*WHAT TO PRODUCE:* In the following material, identify every line holding the string "Digital" and return it.

*DATA SUPPLIED:*
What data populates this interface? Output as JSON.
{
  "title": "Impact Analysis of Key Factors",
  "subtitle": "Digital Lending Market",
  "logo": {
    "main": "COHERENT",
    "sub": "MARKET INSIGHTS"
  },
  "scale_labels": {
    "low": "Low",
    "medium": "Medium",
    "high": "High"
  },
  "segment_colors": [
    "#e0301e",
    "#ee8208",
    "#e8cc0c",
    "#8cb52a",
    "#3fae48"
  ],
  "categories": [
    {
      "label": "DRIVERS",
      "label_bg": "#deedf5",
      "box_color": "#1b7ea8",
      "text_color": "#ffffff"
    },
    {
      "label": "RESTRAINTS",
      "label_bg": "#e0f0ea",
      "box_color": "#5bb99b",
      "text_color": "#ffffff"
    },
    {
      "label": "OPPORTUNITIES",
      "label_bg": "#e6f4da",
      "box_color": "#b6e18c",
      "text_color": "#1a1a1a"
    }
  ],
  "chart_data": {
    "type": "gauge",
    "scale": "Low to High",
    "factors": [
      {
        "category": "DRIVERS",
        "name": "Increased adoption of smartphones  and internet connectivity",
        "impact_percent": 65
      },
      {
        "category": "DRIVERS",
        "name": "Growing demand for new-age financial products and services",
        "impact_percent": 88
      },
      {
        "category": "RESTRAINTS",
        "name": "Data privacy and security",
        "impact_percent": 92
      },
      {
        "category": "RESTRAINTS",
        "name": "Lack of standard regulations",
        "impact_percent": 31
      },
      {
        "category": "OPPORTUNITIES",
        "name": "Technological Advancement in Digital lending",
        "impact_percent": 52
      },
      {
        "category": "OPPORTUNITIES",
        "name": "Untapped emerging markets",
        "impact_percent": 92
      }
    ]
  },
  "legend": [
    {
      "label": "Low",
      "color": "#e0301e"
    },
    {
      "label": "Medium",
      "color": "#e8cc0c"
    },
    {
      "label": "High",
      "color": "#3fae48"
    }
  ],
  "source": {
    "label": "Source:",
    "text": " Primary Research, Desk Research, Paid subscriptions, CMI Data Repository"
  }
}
---
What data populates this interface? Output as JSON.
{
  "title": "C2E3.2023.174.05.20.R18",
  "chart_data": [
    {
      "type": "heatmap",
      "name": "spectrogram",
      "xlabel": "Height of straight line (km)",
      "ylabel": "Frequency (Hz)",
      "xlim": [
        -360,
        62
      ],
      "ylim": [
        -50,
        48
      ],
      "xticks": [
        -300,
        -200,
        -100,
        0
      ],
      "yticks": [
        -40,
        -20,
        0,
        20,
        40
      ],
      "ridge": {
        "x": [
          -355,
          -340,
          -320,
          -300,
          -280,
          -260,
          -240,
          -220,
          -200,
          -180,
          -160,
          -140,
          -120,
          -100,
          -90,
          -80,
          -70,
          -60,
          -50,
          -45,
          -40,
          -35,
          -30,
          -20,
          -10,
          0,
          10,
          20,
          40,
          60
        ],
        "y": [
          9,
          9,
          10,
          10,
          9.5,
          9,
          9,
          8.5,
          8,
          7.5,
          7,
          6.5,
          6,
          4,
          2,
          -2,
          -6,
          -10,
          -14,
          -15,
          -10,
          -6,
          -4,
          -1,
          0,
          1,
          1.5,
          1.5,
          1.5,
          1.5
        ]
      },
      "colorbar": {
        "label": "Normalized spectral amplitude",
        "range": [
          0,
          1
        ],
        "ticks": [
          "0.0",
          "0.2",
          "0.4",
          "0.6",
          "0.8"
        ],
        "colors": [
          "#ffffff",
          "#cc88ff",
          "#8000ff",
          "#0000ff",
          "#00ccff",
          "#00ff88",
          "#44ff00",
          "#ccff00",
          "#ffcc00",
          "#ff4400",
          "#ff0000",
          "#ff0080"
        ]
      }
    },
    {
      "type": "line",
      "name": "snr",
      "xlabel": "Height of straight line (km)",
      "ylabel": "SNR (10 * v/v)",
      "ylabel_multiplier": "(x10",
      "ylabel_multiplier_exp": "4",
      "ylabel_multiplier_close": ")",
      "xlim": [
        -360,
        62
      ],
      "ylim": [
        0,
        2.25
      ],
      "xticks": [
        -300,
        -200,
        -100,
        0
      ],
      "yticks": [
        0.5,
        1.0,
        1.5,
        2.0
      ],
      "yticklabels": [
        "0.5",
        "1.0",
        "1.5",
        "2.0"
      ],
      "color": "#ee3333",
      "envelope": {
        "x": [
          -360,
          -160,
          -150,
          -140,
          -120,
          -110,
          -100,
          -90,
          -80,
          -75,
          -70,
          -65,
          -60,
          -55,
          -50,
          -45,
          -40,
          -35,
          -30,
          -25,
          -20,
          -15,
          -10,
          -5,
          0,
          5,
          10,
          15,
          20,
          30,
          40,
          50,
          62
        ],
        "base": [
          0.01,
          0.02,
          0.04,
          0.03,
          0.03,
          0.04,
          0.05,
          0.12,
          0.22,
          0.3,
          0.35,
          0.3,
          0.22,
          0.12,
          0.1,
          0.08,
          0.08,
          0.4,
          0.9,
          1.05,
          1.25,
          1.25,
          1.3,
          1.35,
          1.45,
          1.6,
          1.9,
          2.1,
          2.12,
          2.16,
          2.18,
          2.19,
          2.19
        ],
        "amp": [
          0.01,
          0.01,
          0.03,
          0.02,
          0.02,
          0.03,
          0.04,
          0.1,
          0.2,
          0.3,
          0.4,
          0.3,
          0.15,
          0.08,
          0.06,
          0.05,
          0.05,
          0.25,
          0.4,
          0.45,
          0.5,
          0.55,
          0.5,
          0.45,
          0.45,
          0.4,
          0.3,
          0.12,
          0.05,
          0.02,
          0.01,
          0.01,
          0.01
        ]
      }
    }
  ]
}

*SOLUTION FOR THIS EXERCISE:*
  "subtitle": "Digital Lending Market",
        "name": "Technological Advancement in Digital lending",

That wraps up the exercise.